#### Supplied material
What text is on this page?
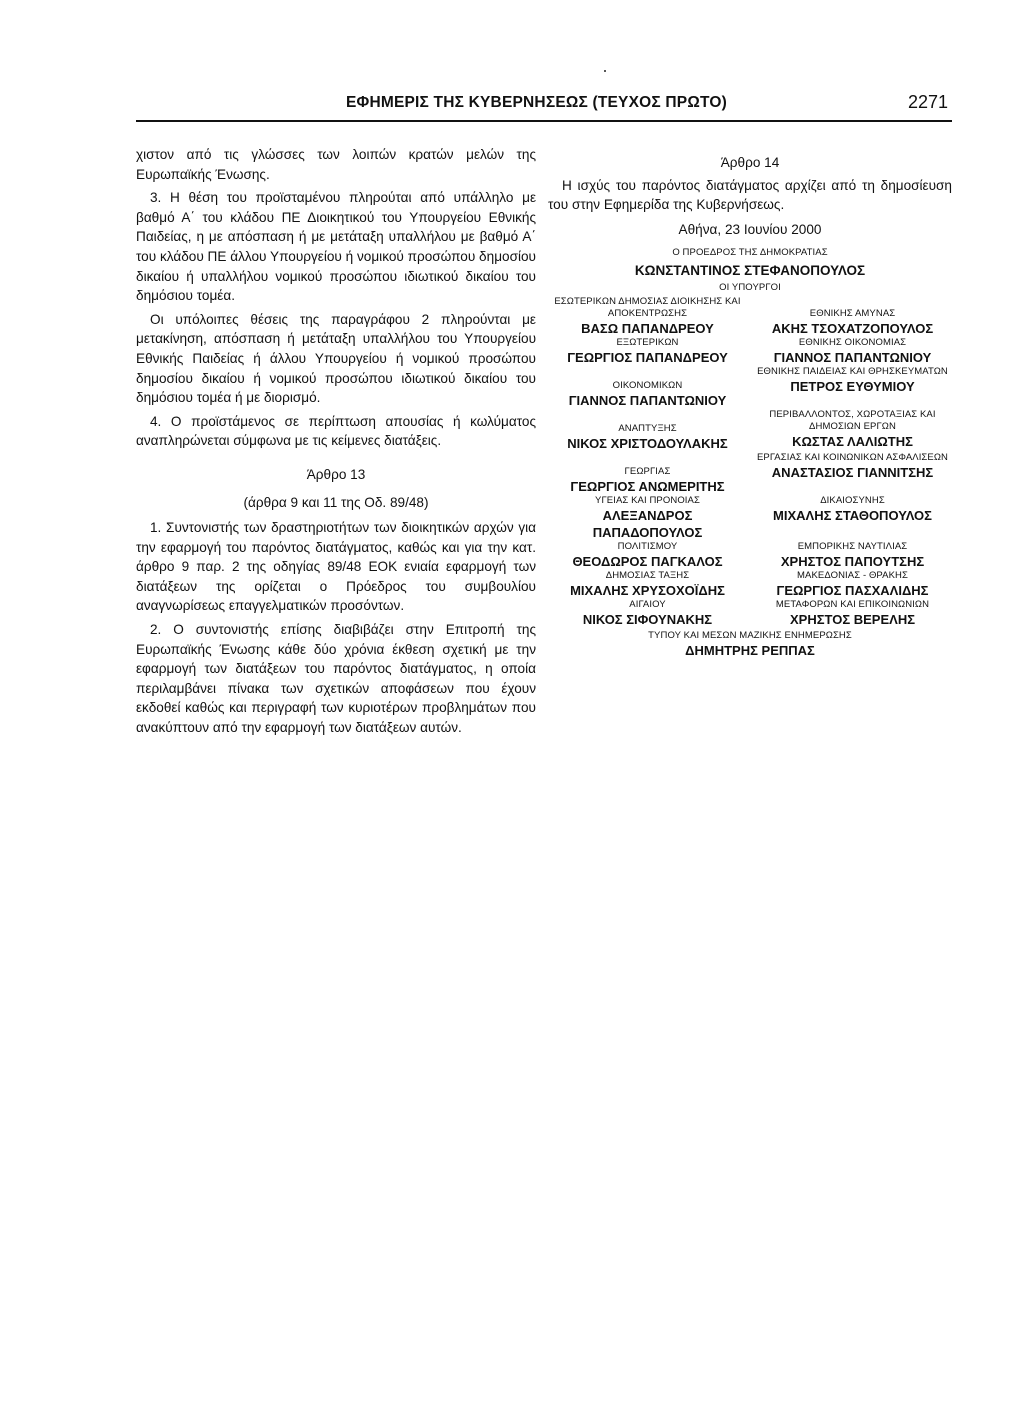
ΕΦΗΜΕΡΙΣ ΤΗΣ ΚΥΒΕΡΝΗΣΕΩΣ (ΤΕΥΧΟΣ ΠΡΩΤΟ)	2271

χιστον από τις γλώσσες των λοιπών κρατών μελών της Ευρωπαϊκής Ένωσης.

3. Η θέση του προϊσταμένου πληρούται από υπάλληλο με βαθμό Α΄ του κλάδου ΠΕ Διοικητικού του Υπουργείου Εθνικής Παιδείας, η με απόσπαση ή με μετάταξη υπαλλήλου με βαθμό Α΄ του κλάδου ΠΕ άλλου Υπουργείου ή νομικού προσώπου δημοσίου δικαίου ή υπαλλήλου νομικού προσώπου ιδιωτικού δικαίου του δημόσιου τομέα.

Οι υπόλοιπες θέσεις της παραγράφου 2 πληρούνται με μετακίνηση, απόσπαση ή μετάταξη υπαλλήλου του Υπουργείου Εθνικής Παιδείας ή άλλου Υπουργείου ή νομικού προσώπου δημοσίου δικαίου ή νομικού προσώπου ιδιωτικού δικαίου του δημόσιου τομέα ή με διορισμό.

4. Ο προϊστάμενος σε περίπτωση απουσίας ή κωλύματος αναπληρώνεται σύμφωνα με τις κείμενες διατάξεις.

Άρθρο 13

(άρθρα 9 και 11 της Οδ. 89/48)

1. Συντονιστής των δραστηριοτήτων των διοικητικών αρχών για την εφαρμογή του παρόντος διατάγματος, καθώς και για την κατ. άρθρο 9 παρ. 2 της οδηγίας 89/48 ΕΟΚ ενιαία εφαρμογή των διατάξεων της ορίζεται ο Πρόεδρος του συμβουλίου αναγνωρίσεως επαγγελματικών προσόντων.

2. Ο συντονιστής επίσης διαβιβάζει στην Επιτροπή της Ευρωπαϊκής Ένωσης κάθε δύο χρόνια έκθεση σχετική με την εφαρμογή των διατάξεων του παρόντος διατάγματος, η οποία περιλαμβάνει πίνακα των σχετικών αποφάσεων που έχουν εκδοθεί καθώς και περιγραφή των κυριοτέρων προβλημάτων που ανακύπτουν από την εφαρμογή των διατάξεων αυτών.

Άρθρο 14

Η ισχύς του παρόντος διατάγματος αρχίζει από τη δημοσίευση του στην Εφημερίδα της Κυβερνήσεως.

Αθήνα, 23 Ιουνίου 2000
Ο ΠΡΟΕΔΡΟΣ ΤΗΣ ΔΗΜΟΚΡΑΤΙΑΣ
ΚΩΝΣΤΑΝΤΙΝΟΣ ΣΤΕΦΑΝΟΠΟΥΛΟΣ
ΟΙ ΥΠΟΥΡΓΟΙ
ΕΣΩΤΕΡΙΚΩΝ ΔΗΜΟΣΙΑΣ ΔΙΟΙΚΗΣΗΣ ΚΑΙ ΑΠΟΚΕΝΤΡΩΣΗΣ
ΒΑΣΩ ΠΑΠΑΝΔΡΕΟΥ
ΕΘΝΙΚΗΣ ΑΜΥΝΑΣ
ΑΚΗΣ ΤΣΟΧΑΤΖΟΠΟΥΛΟΣ
ΕΞΩΤΕΡΙΚΩΝ
ΓΕΩΡΓΙΟΣ ΠΑΠΑΝΔΡΕΟΥ
ΕΘΝΙΚΗΣ ΟΙΚΟΝΟΜΙΑΣ
ΓΙΑΝΝΟΣ ΠΑΠΑΝΤΩΝΙΟΥ
ΟΙΚΟΝΟΜΙΚΩΝ
ΓΙΑΝΝΟΣ ΠΑΠΑΝΤΩΝΙΟΥ
ΕΘΝΙΚΗΣ ΠΑΙΔΕΙΑΣ ΚΑΙ ΘΡΗΣΚΕΥΜΑΤΩΝ
ΠΕΤΡΟΣ ΕΥΘΥΜΙΟΥ
ΑΝΑΠΤΥΞΗΣ
ΝΙΚΟΣ ΧΡΙΣΤΟΔΟΥΛΑΚΗΣ
ΠΕΡΙΒΑΛΛΟΝΤΟΣ, ΧΩΡΟΤΑΞΙΑΣ ΚΑΙ ΔΗΜΟΣΙΩΝ ΕΡΓΩΝ
ΚΩΣΤΑΣ ΛΑΛΙΩΤΗΣ
ΓΕΩΡΓΙΑΣ
ΓΕΩΡΓΙΟΣ ΑΝΩΜΕΡΙΤΗΣ
ΕΡΓΑΣΙΑΣ ΚΑΙ ΚΟΙΝΩΝΙΚΩΝ ΑΣΦΑΛΙΣΕΩΝ
ΑΝΑΣΤΑΣΙΟΣ ΓΙΑΝΝΙΤΣΗΣ
ΥΓΕΙΑΣ ΚΑΙ ΠΡΟΝΟΙΑΣ
ΑΛΕΞΑΝΔΡΟΣ ΠΑΠΑΔΟΠΟΥΛΟΣ
ΔΙΚΑΙΟΣΥΝΗΣ
ΜΙΧΑΛΗΣ ΣΤΑΘΟΠΟΥΛΟΣ
ΠΟΛΙΤΙΣΜΟΥ
ΘΕΟΔΩΡΟΣ ΠΑΓΚΑΛΟΣ
ΕΜΠΟΡΙΚΗΣ ΝΑΥΤΙΛΙΑΣ
ΧΡΗΣΤΟΣ ΠΑΠΟΥΤΣΗΣ
ΔΗΜΟΣΙΑΣ ΤΑΞΗΣ
ΜΙΧΑΛΗΣ ΧΡΥΣΟΧΟΪΔΗΣ
ΜΑΚΕΔΟΝΙΑΣ - ΘΡΑΚΗΣ
ΓΕΩΡΓΙΟΣ ΠΑΣΧΑΛΙΔΗΣ
ΑΙΓΑΙΟΥ
ΝΙΚΟΣ ΣΙΦΟΥΝΑΚΗΣ
ΜΕΤΑΦΟΡΩΝ ΚΑΙ ΕΠΙΚΟΙΝΩΝΙΩΝ
ΧΡΗΣΤΟΣ ΒΕΡΕΛΗΣ
ΤΥΠΟΥ ΚΑΙ ΜΕΣΩΝ ΜΑΖΙΚΗΣ ΕΝΗΜΕΡΩΣΗΣ
ΔΗΜΗΤΡΗΣ ΡΕΠΠΑΣ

#### The problem
Go through the data and gather every line that holds "ΧΡΗΣΤΟΣ".

#### Written solution
ΧΡΗΣΤΟΣ ΠΑΠΟΥΤΣΗΣ
ΧΡΗΣΤΟΣ ΒΕΡΕΛΗΣ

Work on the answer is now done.